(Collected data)

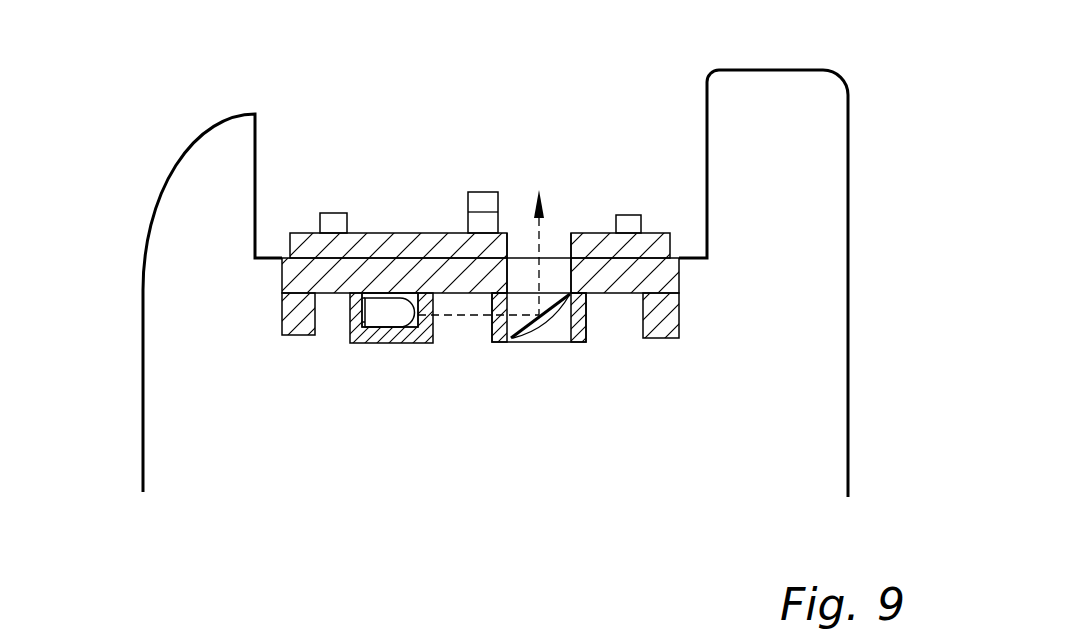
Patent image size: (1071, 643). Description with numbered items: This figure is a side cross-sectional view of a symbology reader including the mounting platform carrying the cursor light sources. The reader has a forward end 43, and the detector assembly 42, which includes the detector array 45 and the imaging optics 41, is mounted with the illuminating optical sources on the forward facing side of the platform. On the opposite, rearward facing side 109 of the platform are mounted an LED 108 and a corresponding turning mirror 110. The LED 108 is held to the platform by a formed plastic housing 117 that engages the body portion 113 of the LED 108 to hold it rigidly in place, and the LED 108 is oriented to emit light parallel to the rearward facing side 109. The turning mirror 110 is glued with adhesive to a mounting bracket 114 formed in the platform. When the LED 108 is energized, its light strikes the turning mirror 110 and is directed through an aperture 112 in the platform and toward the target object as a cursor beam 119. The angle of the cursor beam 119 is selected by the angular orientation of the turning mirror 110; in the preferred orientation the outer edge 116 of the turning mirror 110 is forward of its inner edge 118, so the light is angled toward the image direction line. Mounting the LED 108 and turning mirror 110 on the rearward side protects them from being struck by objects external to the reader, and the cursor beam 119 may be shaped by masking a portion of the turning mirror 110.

The forward end 43 is at (185, 152).
The imaging optics 41 is at (500, 222).
The aperture 112 is at (562, 240).
The cursor beam 119 is at (553, 267).
The detector assembly 42 is at (467, 222).
The detector array 45 is at (498, 203).
The mounting brackets 114 is at (487, 343).
The turning mirror 110 is at (578, 335).
The inner edge 118 is at (548, 325).
The outer edge 116 is at (525, 322).
The rearward facing side 109 is at (347, 342).
The body portions 113 is at (415, 320).
The LED 108 is at (380, 318).
The formed plastic housing 117 is at (335, 293).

#### [Written request]
Please copy every line of the listing above word for word, omitting the pictures.

#### [Answer below]
Patent image size: (1071, 643). Description with numbered items: This figure is a side cross-sectional view of a symbology reader including the mounting platform carrying the cursor light sources. The reader has a forward end 43, and the detector assembly 42, which includes the detector array 45 and the imaging optics 41, is mounted with the illuminating optical sources on the forward facing side of the platform. On the opposite, rearward facing side 109 of the platform are mounted an LED 108 and a corresponding turning mirror 110. The LED 108 is held to the platform by a formed plastic housing 117 that engages the body portion 113 of the LED 108 to hold it rigidly in place, and the LED 108 is oriented to emit light parallel to the rearward facing side 109. The turning mirror 110 is glued with adhesive to a mounting bracket 114 formed in the platform. When the LED 108 is energized, its light strikes the turning mirror 110 and is directed through an aperture 112 in the platform and toward the target object as a cursor beam 119. The angle of the cursor beam 119 is selected by the angular orientation of the turning mirror 110; in the preferred orientation the outer edge 116 of the turning mirror 110 is forward of its inner edge 118, so the light is angled toward the image direction line. Mounting the LED 108 and turning mirror 110 on the rearward side protects them from being struck by objects external to the reader, and the cursor beam 119 may be shaped by masking a portion of the turning mirror 110.

The forward end 43 is at (185, 152).
The imaging optics 41 is at (500, 222).
The aperture 112 is at (562, 240).
The cursor beam 119 is at (553, 267).
The detector assembly 42 is at (467, 222).
The detector array 45 is at (498, 203).
The mounting brackets 114 is at (487, 343).
The turning mirror 110 is at (578, 335).
The inner edge 118 is at (548, 325).
The outer edge 116 is at (525, 322).
The rearward facing side 109 is at (347, 342).
The body portions 113 is at (415, 320).
The LED 108 is at (380, 318).
The formed plastic housing 117 is at (335, 293).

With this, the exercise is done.